WHAT THE TASK REQUIRES =
Identify all lines in the listing that include the word "同比增长", and copy them out.

MATERIAL SUPPLIED =
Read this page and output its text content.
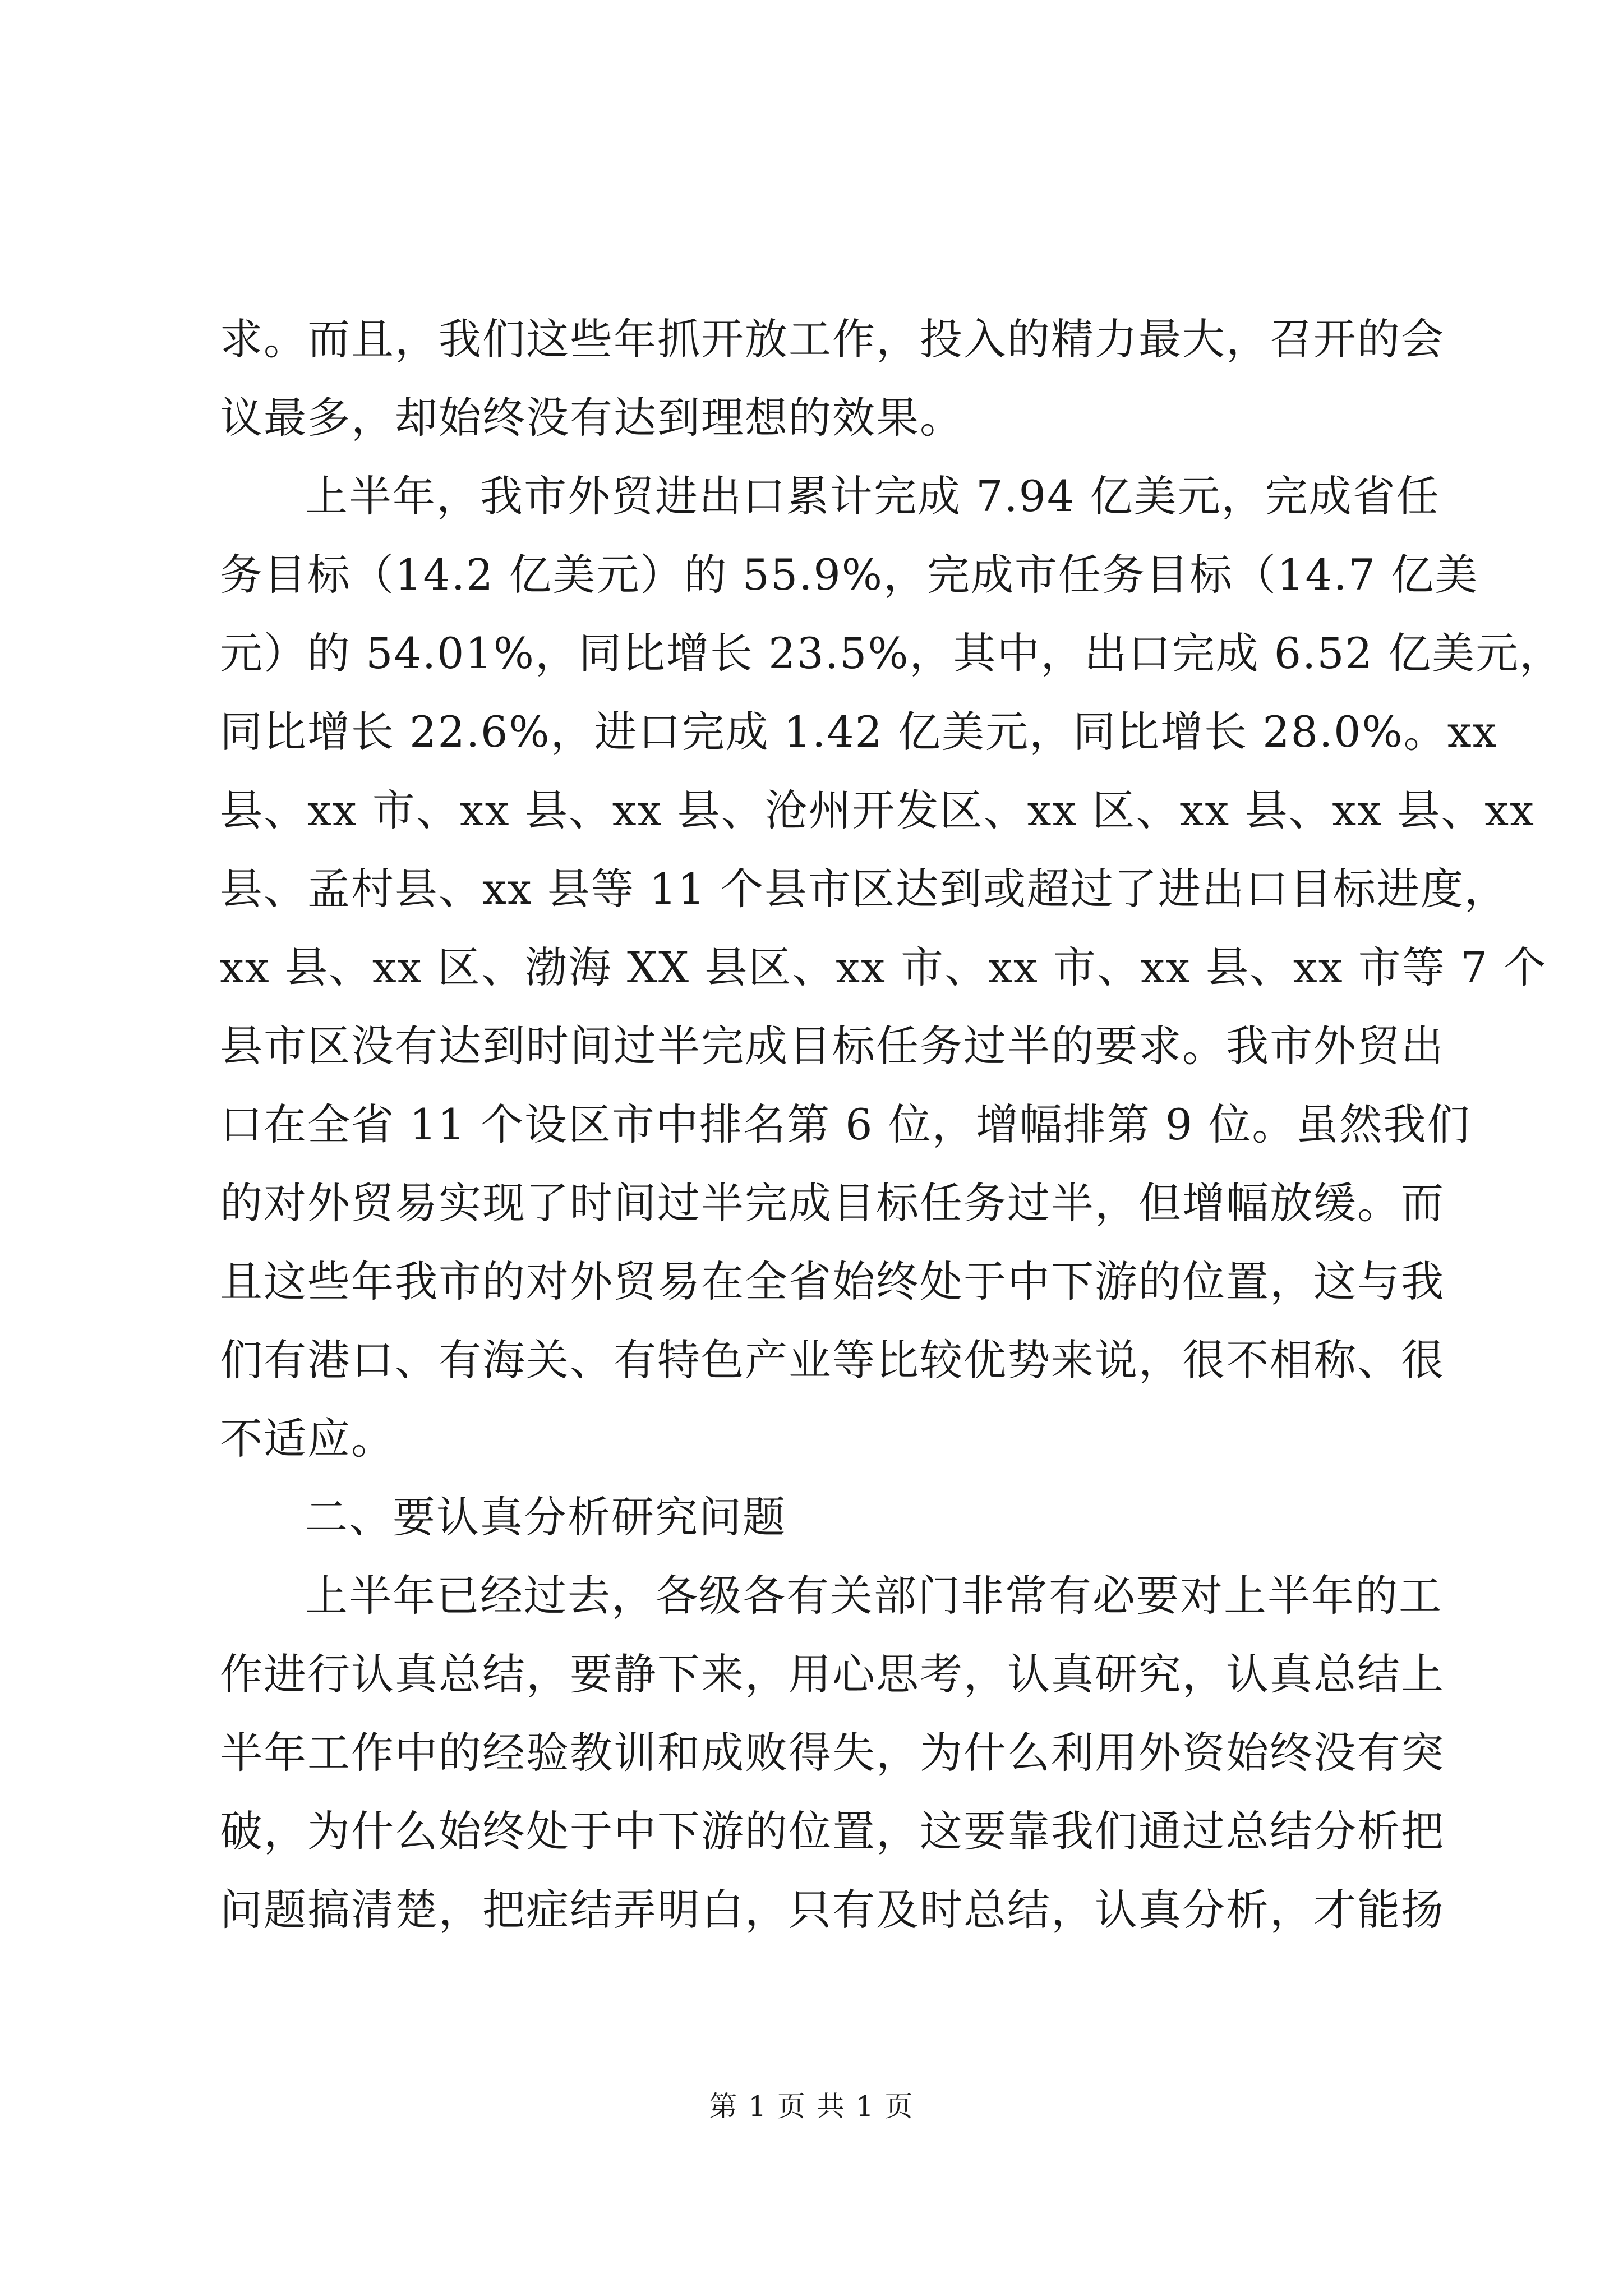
求。而且，我们这些年抓开放工作，投入的精力最大，召开的会
议最多，却始终没有达到理想的效果。
上半年，我市外贸进出口累计完成 7.94 亿美元，完成省任
务目标（14.2 亿美元）的 55.9%，完成市任务目标（14.7 亿美
元）的 54.01%，同比增长 23.5%，其中，出口完成 6.52 亿美元，
同比增长 22.6%，进口完成 1.42 亿美元，同比增长 28.0%。xx
县、xx 市、xx 县、xx 县、沧州开发区、xx 区、xx 县、xx 县、xx
县、孟村县、xx 县等 11 个县市区达到或超过了进出口目标进度，
xx 县、xx 区、渤海 XX 县区、xx 市、xx 市、xx 县、xx 市等 7 个
县市区没有达到时间过半完成目标任务过半的要求。我市外贸出
口在全省 11 个设区市中排名第 6 位，增幅排第 9 位。虽然我们
的对外贸易实现了时间过半完成目标任务过半，但增幅放缓。而
且这些年我市的对外贸易在全省始终处于中下游的位置，这与我
们有港口、有海关、有特色产业等比较优势来说，很不相称、很
不适应。
二、要认真分析研究问题
上半年已经过去，各级各有关部门非常有必要对上半年的工
作进行认真总结，要静下来，用心思考，认真研究，认真总结上
半年工作中的经验教训和成败得失，为什么利用外资始终没有突
破，为什么始终处于中下游的位置，这要靠我们通过总结分析把
问题搞清楚，把症结弄明白，只有及时总结，认真分析，才能扬
第 1 页 共 1 页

FINAL RESULT =
元）的 54.01%，同比增长 23.5%，其中，出口完成 6.52 亿美元，
同比增长 22.6%，进口完成 1.42 亿美元，同比增长 28.0%。xx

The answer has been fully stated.